[Extracted text]
Cross-sectional associations at baseline
In CFS participants, fear avoidance, catastrophising and avoidance/rest were associated with physical functioning (SF-36-PFS) and all-or-nothing behaviour was associated with fatigue (CFQ) (see Table 3).
CBRQ – fatigue and functioning correlations in CFS participants (n = 121) at baseline; Pearson’s correlations – data are shown as –r (p).
CBRQ: Cognitive and Behavioural Responses Questionnaire; CFS: chronic fatigue syndrome; CFQ: Chalder Fatigue Questionnaire; SF-36: Short-Form 36-item.
Significant at .05; **significant at .01; two tailed.
Group comparisons at baseline
Scores on the seven subscales of the CBRQ (adolescent self-report) were not normally distributed. A bootstrapped independent samples t-test was used to compare means between participants with CFS and asthma. Differences between the two groups were significant (p < .001) on all seven subscales of the CBRQ (see Table 4).
Comparison of CFS group to asthma group on adolescent-rated CBRQ subscales.
CFS: chronic fatigue syndrome; CBRQ: Cognitive and Behavioural Responses Questionnaire.
Unequal variances assumed.
Associations between parental report and young person report of cognitive and behavioural responses for CFS participants
With the exception of father-adolescent report of damage beliefs, the CBRQ subscales, between parent and their adolescent offspring, were significantly associated (see Table 5). Although the correlations were significant, r was <.5 for most subscales.
Correlations between parent-rated and adolescent-rated CBRQ variables for CFS participants; Pearson’s correlations – data are shown as r (p).
CBRQ: Cognitive and Behavioural Responses Questionnaire; CFS: chronic fatigue syndrome.
Significant at .05; **Significant at .01; one-tailed.

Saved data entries
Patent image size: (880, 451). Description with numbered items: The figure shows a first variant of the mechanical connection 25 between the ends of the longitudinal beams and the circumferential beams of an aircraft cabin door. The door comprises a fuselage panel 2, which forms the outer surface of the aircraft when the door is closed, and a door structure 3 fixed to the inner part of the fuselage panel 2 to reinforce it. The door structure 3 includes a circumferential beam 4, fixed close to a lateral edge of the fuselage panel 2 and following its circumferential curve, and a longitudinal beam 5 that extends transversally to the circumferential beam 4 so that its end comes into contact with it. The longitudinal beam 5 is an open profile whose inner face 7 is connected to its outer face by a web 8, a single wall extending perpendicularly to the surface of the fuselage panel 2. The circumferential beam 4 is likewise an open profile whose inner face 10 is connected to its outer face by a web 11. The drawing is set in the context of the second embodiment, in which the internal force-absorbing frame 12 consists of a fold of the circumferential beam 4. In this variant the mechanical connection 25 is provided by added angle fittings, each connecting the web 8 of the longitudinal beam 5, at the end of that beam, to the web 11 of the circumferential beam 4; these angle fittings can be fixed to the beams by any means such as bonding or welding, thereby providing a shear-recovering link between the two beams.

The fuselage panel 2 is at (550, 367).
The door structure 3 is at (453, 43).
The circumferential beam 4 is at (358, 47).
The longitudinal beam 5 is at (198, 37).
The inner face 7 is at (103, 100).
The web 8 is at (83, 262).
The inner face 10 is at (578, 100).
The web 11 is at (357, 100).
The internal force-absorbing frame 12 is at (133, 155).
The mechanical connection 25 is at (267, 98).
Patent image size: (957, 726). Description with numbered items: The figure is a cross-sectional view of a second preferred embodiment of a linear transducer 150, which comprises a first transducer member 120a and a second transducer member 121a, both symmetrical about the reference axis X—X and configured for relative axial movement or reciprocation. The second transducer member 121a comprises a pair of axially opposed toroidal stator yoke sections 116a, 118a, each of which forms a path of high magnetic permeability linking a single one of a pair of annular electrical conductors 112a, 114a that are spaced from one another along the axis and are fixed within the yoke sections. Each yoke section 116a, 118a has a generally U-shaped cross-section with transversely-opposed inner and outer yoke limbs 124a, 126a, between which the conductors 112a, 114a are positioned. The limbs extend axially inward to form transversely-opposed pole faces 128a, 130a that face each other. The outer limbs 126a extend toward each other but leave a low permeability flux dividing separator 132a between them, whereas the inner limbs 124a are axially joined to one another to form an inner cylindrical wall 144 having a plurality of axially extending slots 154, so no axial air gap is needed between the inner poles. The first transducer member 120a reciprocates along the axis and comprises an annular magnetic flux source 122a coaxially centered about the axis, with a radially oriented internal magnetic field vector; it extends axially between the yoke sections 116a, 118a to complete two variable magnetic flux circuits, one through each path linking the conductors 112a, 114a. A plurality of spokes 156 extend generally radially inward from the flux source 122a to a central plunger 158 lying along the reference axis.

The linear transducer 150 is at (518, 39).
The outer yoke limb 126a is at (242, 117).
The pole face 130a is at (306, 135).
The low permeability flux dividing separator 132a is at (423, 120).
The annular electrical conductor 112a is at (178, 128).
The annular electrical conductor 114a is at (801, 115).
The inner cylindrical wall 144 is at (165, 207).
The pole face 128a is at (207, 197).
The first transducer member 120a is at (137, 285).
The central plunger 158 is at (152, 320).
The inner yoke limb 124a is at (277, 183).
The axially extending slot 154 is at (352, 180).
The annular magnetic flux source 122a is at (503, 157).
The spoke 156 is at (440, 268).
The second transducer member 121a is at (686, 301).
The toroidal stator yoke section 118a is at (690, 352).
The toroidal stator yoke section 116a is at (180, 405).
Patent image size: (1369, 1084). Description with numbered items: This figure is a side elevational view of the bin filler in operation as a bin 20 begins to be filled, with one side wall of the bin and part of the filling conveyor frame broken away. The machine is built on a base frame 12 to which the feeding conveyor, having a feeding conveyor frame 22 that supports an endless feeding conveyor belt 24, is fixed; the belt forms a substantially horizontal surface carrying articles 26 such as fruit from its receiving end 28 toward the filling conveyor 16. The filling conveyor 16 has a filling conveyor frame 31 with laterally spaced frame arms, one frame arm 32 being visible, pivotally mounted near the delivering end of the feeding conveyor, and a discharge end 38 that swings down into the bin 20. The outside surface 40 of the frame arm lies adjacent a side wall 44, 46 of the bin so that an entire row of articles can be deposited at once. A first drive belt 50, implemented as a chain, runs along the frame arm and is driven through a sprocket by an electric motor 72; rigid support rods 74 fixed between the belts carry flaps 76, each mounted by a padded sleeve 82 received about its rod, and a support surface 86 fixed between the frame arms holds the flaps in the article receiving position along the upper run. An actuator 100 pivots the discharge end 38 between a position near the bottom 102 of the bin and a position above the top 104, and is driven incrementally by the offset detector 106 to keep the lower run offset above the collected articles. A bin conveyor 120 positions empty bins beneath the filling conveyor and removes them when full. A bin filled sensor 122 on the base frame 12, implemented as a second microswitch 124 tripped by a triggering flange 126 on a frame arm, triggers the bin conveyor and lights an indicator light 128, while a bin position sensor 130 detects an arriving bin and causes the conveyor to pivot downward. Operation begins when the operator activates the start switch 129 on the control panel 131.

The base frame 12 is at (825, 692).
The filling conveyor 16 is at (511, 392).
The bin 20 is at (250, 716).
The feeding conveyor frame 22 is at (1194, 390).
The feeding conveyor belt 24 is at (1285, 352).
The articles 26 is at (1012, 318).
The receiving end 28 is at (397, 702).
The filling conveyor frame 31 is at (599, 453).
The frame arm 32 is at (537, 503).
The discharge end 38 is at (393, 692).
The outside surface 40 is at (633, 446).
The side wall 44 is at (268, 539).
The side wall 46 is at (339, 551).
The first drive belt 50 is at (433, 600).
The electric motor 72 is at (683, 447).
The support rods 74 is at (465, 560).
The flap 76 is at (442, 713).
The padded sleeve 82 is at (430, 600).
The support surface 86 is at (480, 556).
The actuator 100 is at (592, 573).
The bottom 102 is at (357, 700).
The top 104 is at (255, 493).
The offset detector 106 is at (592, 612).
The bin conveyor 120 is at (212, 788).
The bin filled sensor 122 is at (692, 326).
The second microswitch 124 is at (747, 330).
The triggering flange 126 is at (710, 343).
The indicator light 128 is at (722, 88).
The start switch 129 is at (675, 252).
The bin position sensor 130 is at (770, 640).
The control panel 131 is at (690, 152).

[Problems to work on]
1. According to the chronic fatigue text, what test was used to compare means between participants with CFS and asthma?
2. Do these statements agree with the chronic fatigue text? For each, answer yes or no and quote the deciding words. (a) In CFS participants, all-or-nothing behaviour was associated with fatigue. (b) Scores on the seven CBRQ subscales were normally distributed. (c) Father and adolescent reports of damage beliefs were significantly associated.

[Set of answers]
1. A bootstrapped independent samples t-test.

2.
(a) Yes: "all-or-nothing behaviour was associated with fatigue (CFQ)"
(b) No: "Scores on the seven subscales of the CBRQ (adolescent self-report) were not normally distributed."
(c) No: "With the exception of father-adolescent report of damage beliefs, the CBRQ subscales, between parent and their adolescent offspring, were significantly associated"